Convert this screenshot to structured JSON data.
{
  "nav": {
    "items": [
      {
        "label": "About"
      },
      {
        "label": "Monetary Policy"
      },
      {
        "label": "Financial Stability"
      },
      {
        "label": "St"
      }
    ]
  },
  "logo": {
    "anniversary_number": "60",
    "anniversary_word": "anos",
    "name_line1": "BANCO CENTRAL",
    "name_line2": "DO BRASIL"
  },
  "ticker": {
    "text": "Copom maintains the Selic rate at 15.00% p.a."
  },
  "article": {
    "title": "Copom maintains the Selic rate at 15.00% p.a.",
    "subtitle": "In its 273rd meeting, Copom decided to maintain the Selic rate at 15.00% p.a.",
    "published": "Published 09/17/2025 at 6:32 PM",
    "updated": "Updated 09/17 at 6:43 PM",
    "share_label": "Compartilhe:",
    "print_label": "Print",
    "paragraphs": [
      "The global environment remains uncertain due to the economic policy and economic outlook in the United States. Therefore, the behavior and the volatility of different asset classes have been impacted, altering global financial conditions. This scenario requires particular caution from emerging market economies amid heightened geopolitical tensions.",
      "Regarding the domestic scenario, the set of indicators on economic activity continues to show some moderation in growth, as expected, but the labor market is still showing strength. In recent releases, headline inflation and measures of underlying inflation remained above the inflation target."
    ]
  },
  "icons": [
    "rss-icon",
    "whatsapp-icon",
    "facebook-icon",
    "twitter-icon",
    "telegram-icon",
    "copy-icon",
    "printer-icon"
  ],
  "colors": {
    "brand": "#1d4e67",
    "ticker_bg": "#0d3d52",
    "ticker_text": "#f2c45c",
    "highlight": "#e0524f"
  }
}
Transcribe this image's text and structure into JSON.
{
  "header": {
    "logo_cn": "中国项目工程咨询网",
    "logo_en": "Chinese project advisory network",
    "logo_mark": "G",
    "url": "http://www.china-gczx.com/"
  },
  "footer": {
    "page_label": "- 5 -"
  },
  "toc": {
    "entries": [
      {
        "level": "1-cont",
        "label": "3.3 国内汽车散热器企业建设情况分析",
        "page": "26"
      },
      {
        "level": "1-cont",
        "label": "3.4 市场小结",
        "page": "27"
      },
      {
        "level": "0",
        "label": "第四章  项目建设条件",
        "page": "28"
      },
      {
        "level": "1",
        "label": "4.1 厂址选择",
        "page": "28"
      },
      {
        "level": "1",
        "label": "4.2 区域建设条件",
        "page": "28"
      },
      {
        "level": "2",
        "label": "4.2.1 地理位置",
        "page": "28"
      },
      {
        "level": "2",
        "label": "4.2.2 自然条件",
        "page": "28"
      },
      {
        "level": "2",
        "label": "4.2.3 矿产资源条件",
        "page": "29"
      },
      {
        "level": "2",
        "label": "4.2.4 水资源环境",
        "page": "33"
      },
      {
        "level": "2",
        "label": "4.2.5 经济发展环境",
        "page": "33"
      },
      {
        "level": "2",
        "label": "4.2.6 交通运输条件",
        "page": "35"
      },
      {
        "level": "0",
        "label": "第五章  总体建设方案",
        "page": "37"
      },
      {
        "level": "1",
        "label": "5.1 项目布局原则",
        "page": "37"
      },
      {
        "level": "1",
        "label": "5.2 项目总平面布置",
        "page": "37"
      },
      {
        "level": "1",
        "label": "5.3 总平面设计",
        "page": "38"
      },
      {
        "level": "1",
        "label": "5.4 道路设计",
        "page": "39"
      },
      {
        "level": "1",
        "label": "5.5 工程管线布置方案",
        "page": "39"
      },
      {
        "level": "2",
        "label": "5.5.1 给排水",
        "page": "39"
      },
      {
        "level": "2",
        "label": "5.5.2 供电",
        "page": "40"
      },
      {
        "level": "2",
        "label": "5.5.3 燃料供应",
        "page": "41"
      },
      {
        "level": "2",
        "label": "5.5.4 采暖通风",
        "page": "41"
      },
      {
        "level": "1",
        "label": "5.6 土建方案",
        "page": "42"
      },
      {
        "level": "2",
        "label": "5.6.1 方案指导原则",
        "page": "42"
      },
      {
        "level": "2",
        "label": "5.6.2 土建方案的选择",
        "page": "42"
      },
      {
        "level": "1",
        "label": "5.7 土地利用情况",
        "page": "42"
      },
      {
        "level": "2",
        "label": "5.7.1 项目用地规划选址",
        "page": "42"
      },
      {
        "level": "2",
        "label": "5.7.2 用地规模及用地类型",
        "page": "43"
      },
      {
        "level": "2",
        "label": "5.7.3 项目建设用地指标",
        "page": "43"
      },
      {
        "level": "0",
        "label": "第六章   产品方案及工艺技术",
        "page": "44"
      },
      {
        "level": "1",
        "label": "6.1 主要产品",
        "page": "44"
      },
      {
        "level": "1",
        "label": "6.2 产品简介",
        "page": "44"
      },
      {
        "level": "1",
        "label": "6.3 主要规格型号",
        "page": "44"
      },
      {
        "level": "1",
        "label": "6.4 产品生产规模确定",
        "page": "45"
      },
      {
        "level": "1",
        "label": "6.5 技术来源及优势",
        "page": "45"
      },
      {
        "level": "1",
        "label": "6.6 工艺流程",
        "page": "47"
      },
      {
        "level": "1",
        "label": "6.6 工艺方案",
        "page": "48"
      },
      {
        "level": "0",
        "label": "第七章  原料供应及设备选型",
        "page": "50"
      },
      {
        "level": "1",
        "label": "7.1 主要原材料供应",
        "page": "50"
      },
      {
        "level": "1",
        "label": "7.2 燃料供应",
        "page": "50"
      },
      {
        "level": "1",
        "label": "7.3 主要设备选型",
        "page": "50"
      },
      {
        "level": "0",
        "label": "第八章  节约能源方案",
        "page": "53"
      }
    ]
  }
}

* [YOUR TASK]
Repeat the listing above without any change.

* [TASK OUTPUT]
Convert this screenshot to structured JSON data.
{
  "nav": {
    "items": [
      {
        "label": "About"
      },
      {
        "label": "Monetary Policy"
      },
      {
        "label": "Financial Stability"
      },
      {
        "label": "St"
      }
    ]
  },
  "logo": {
    "anniversary_number": "60",
    "anniversary_word": "anos",
    "name_line1": "BANCO CENTRAL",
    "name_line2": "DO BRASIL"
  },
  "ticker": {
    "text": "Copom maintains the Selic rate at 15.00% p.a."
  },
  "article": {
    "title": "Copom maintains the Selic rate at 15.00% p.a.",
    "subtitle": "In its 273rd meeting, Copom decided to maintain the Selic rate at 15.00% p.a.",
    "published": "Published 09/17/2025 at 6:32 PM",
    "updated": "Updated 09/17 at 6:43 PM",
    "share_label": "Compartilhe:",
    "print_label": "Print",
    "paragraphs": [
      "The global environment remains uncertain due to the economic policy and economic outlook in the United States. Therefore, the behavior and the volatility of different asset classes have been impacted, altering global financial conditions. This scenario requires particular caution from emerging market economies amid heightened geopolitical tensions.",
      "Regarding the domestic scenario, the set of indicators on economic activity continues to show some moderation in growth, as expected, but the labor market is still showing strength. In recent releases, headline inflation and measures of underlying inflation remained above the inflation target."
    ]
  },
  "icons": [
    "rss-icon",
    "whatsapp-icon",
    "facebook-icon",
    "twitter-icon",
    "telegram-icon",
    "copy-icon",
    "printer-icon"
  ],
  "colors": {
    "brand": "#1d4e67",
    "ticker_bg": "#0d3d52",
    "ticker_text": "#f2c45c",
    "highlight": "#e0524f"
  }
}
Transcribe this image's text and structure into JSON.
{
  "header": {
    "logo_cn": "中国项目工程咨询网",
    "logo_en": "Chinese project advisory network",
    "logo_mark": "G",
    "url": "http://www.china-gczx.com/"
  },
  "footer": {
    "page_label": "- 5 -"
  },
  "toc": {
    "entries": [
      {
        "level": "1-cont",
        "label": "3.3 国内汽车散热器企业建设情况分析",
        "page": "26"
      },
      {
        "level": "1-cont",
        "label": "3.4 市场小结",
        "page": "27"
      },
      {
        "level": "0",
        "label": "第四章  项目建设条件",
        "page": "28"
      },
      {
        "level": "1",
        "label": "4.1 厂址选择",
        "page": "28"
      },
      {
        "level": "1",
        "label": "4.2 区域建设条件",
        "page": "28"
      },
      {
        "level": "2",
        "label": "4.2.1 地理位置",
        "page": "28"
      },
      {
        "level": "2",
        "label": "4.2.2 自然条件",
        "page": "28"
      },
      {
        "level": "2",
        "label": "4.2.3 矿产资源条件",
        "page": "29"
      },
      {
        "level": "2",
        "label": "4.2.4 水资源环境",
        "page": "33"
      },
      {
        "level": "2",
        "label": "4.2.5 经济发展环境",
        "page": "33"
      },
      {
        "level": "2",
        "label": "4.2.6 交通运输条件",
        "page": "35"
      },
      {
        "level": "0",
        "label": "第五章  总体建设方案",
        "page": "37"
      },
      {
        "level": "1",
        "label": "5.1 项目布局原则",
        "page": "37"
      },
      {
        "level": "1",
        "label": "5.2 项目总平面布置",
        "page": "37"
      },
      {
        "level": "1",
        "label": "5.3 总平面设计",
        "page": "38"
      },
      {
        "level": "1",
        "label": "5.4 道路设计",
        "page": "39"
      },
      {
        "level": "1",
        "label": "5.5 工程管线布置方案",
        "page": "39"
      },
      {
        "level": "2",
        "label": "5.5.1 给排水",
        "page": "39"
      },
      {
        "level": "2",
        "label": "5.5.2 供电",
        "page": "40"
      },
      {
        "level": "2",
        "label": "5.5.3 燃料供应",
        "page": "41"
      },
      {
        "level": "2",
        "label": "5.5.4 采暖通风",
        "page": "41"
      },
      {
        "level": "1",
        "label": "5.6 土建方案",
        "page": "42"
      },
      {
        "level": "2",
        "label": "5.6.1 方案指导原则",
        "page": "42"
      },
      {
        "level": "2",
        "label": "5.6.2 土建方案的选择",
        "page": "42"
      },
      {
        "level": "1",
        "label": "5.7 土地利用情况",
        "page": "42"
      },
      {
        "level": "2",
        "label": "5.7.1 项目用地规划选址",
        "page": "42"
      },
      {
        "level": "2",
        "label": "5.7.2 用地规模及用地类型",
        "page": "43"
      },
      {
        "level": "2",
        "label": "5.7.3 项目建设用地指标",
        "page": "43"
      },
      {
        "level": "0",
        "label": "第六章   产品方案及工艺技术",
        "page": "44"
      },
      {
        "level": "1",
        "label": "6.1 主要产品",
        "page": "44"
      },
      {
        "level": "1",
        "label": "6.2 产品简介",
        "page": "44"
      },
      {
        "level": "1",
        "label": "6.3 主要规格型号",
        "page": "44"
      },
      {
        "level": "1",
        "label": "6.4 产品生产规模确定",
        "page": "45"
      },
      {
        "level": "1",
        "label": "6.5 技术来源及优势",
        "page": "45"
      },
      {
        "level": "1",
        "label": "6.6 工艺流程",
        "page": "47"
      },
      {
        "level": "1",
        "label": "6.6 工艺方案",
        "page": "48"
      },
      {
        "level": "0",
        "label": "第七章  原料供应及设备选型",
        "page": "50"
      },
      {
        "level": "1",
        "label": "7.1 主要原材料供应",
        "page": "50"
      },
      {
        "level": "1",
        "label": "7.2 燃料供应",
        "page": "50"
      },
      {
        "level": "1",
        "label": "7.3 主要设备选型",
        "page": "50"
      },
      {
        "level": "0",
        "label": "第八章  节约能源方案",
        "page": "53"
      }
    ]
  }
}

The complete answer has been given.